# Given task
Reproduce all of the data that follows, character for character.

[Raw records start]

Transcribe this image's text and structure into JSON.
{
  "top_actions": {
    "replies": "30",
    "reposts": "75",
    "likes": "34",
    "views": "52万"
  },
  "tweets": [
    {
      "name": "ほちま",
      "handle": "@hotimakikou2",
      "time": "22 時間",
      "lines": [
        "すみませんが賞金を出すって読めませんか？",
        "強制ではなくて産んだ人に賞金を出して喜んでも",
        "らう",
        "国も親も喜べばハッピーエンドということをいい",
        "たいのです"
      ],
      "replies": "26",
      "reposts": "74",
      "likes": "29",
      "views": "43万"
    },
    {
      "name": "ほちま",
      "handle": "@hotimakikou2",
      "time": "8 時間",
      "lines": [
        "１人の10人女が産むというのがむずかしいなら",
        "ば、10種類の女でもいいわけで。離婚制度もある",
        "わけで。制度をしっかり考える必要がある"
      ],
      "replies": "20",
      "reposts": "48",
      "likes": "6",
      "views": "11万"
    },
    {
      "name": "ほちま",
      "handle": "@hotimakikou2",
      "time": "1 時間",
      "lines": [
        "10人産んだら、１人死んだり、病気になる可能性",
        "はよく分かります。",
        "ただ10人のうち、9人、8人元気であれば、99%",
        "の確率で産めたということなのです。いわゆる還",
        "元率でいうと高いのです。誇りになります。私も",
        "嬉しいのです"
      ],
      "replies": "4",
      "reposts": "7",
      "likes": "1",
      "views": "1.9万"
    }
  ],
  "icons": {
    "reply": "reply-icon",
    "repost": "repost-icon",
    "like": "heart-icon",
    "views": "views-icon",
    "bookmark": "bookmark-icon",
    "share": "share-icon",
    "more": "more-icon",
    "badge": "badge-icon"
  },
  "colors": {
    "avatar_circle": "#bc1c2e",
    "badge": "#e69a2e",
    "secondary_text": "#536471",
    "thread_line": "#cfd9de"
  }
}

[Raw records end]

# Task result
Transcribe this image's text and structure into JSON.
{
  "top_actions": {
    "replies": "30",
    "reposts": "75",
    "likes": "34",
    "views": "52万"
  },
  "tweets": [
    {
      "name": "ほちま",
      "handle": "@hotimakikou2",
      "time": "22 時間",
      "lines": [
        "すみませんが賞金を出すって読めませんか？",
        "強制ではなくて産んだ人に賞金を出して喜んでも",
        "らう",
        "国も親も喜べばハッピーエンドということをいい",
        "たいのです"
      ],
      "replies": "26",
      "reposts": "74",
      "likes": "29",
      "views": "43万"
    },
    {
      "name": "ほちま",
      "handle": "@hotimakikou2",
      "time": "8 時間",
      "lines": [
        "１人の10人女が産むというのがむずかしいなら",
        "ば、10種類の女でもいいわけで。離婚制度もある",
        "わけで。制度をしっかり考える必要がある"
      ],
      "replies": "20",
      "reposts": "48",
      "likes": "6",
      "views": "11万"
    },
    {
      "name": "ほちま",
      "handle": "@hotimakikou2",
      "time": "1 時間",
      "lines": [
        "10人産んだら、１人死んだり、病気になる可能性",
        "はよく分かります。",
        "ただ10人のうち、9人、8人元気であれば、99%",
        "の確率で産めたということなのです。いわゆる還",
        "元率でいうと高いのです。誇りになります。私も",
        "嬉しいのです"
      ],
      "replies": "4",
      "reposts": "7",
      "likes": "1",
      "views": "1.9万"
    }
  ],
  "icons": {
    "reply": "reply-icon",
    "repost": "repost-icon",
    "like": "heart-icon",
    "views": "views-icon",
    "bookmark": "bookmark-icon",
    "share": "share-icon",
    "more": "more-icon",
    "badge": "badge-icon"
  },
  "colors": {
    "avatar_circle": "#bc1c2e",
    "badge": "#e69a2e",
    "secondary_text": "#536471",
    "thread_line": "#cfd9de"
  }
}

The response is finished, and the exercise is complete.